Exercise brief: Wherever "Schlafqualität" appears in a line, list that line.

start Listing

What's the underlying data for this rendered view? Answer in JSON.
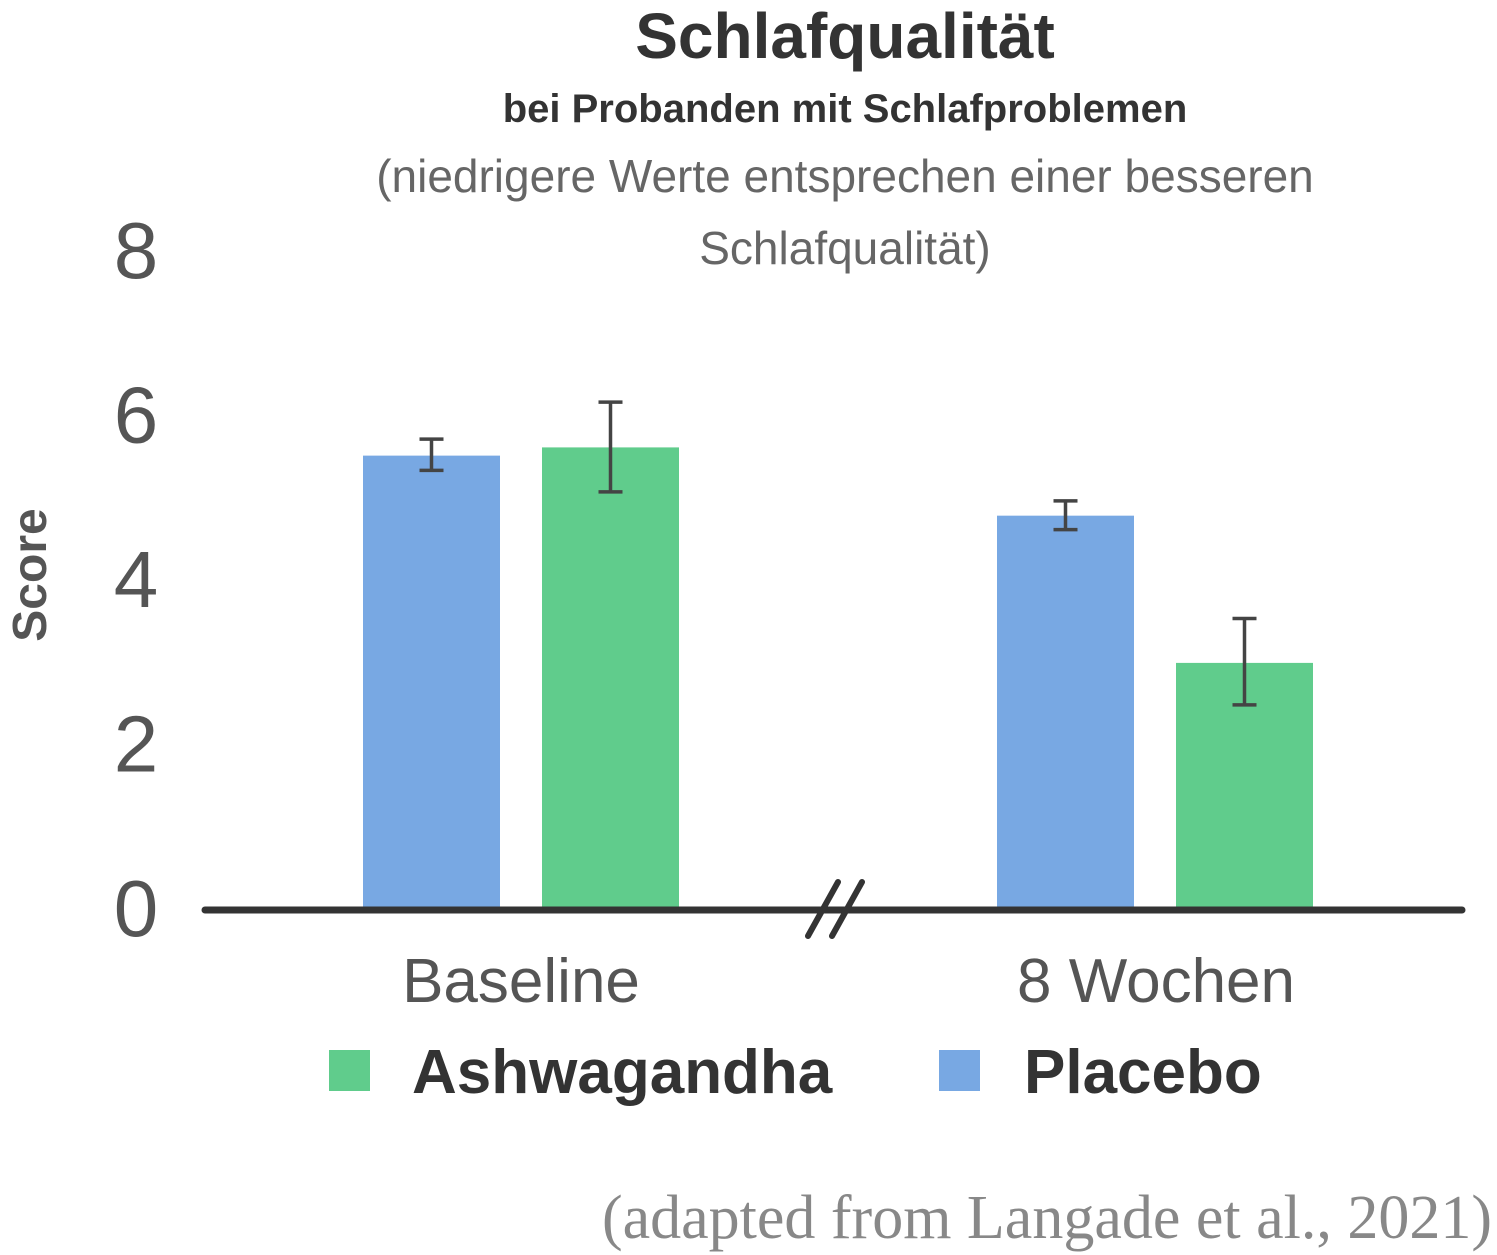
{
  "chart_data": {
    "type": "bar",
    "title": "Schlafqualität",
    "subtitle": "bei Probanden mit Schlafproblemen",
    "note_line1": "(niedrigere Werte entsprechen einer besseren",
    "note_line2": "Schlafqualität)",
    "xlabel": "",
    "ylabel": "Score",
    "ylim": [
      0,
      8
    ],
    "yticks": [
      "0",
      "2",
      "4",
      "6",
      "8"
    ],
    "ytick_values": [
      0,
      2,
      4,
      6,
      8
    ],
    "categories": [
      "Baseline",
      "8 Wochen"
    ],
    "series": [
      {
        "name": "Placebo",
        "color": "#78A8E3",
        "values": [
          5.5,
          4.77
        ],
        "err_low": [
          5.32,
          4.6
        ],
        "err_high": [
          5.7,
          4.95
        ]
      },
      {
        "name": "Ashwagandha",
        "color": "#60CC8C",
        "values": [
          5.6,
          2.98
        ],
        "err_low": [
          5.06,
          2.47
        ],
        "err_high": [
          6.15,
          3.52
        ]
      }
    ],
    "legend": [
      {
        "label": "Ashwagandha",
        "color": "#60CC8C"
      },
      {
        "label": "Placebo",
        "color": "#78A8E3"
      }
    ],
    "legend_position": "bottom",
    "axis_break": true,
    "grid": false,
    "source": "(adapted from Langade et al., 2021)"
  }
}
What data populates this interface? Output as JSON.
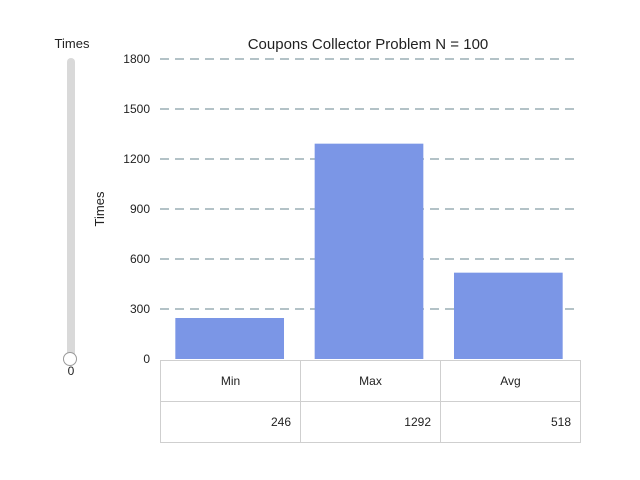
{
  "slider": {
    "label": "Times",
    "value": "0"
  },
  "chart_data": {
    "type": "bar",
    "title": "Coupons Collector Problem N = 100",
    "xlabel": "",
    "ylabel": "Times",
    "ylim": [
      0,
      1800
    ],
    "yticks": [
      0,
      300,
      600,
      900,
      1200,
      1500,
      1800
    ],
    "grid": true,
    "categories": [
      "Min",
      "Max",
      "Avg"
    ],
    "values": [
      246,
      1292,
      518
    ],
    "bar_color": "#7b96e6",
    "grid_color": "#b3c2c7"
  },
  "table": {
    "headers": [
      "Min",
      "Max",
      "Avg"
    ],
    "values": [
      "246",
      "1292",
      "518"
    ]
  }
}
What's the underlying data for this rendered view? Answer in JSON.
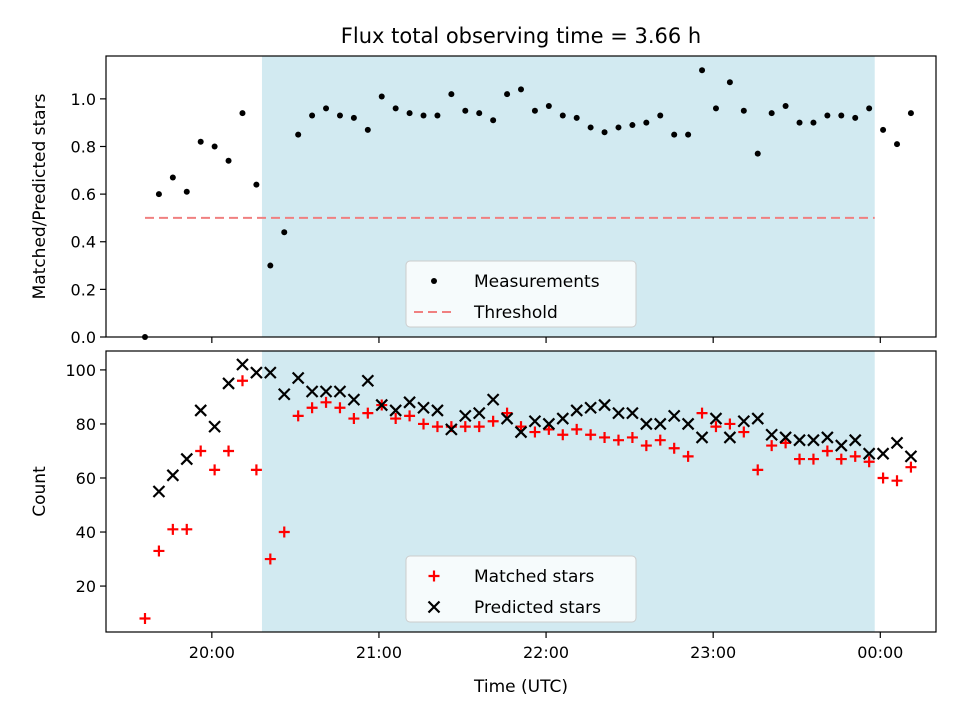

end Listing

Result:
    "title": "Schlafqualität",
    "note_line2": "Schlafqualität)",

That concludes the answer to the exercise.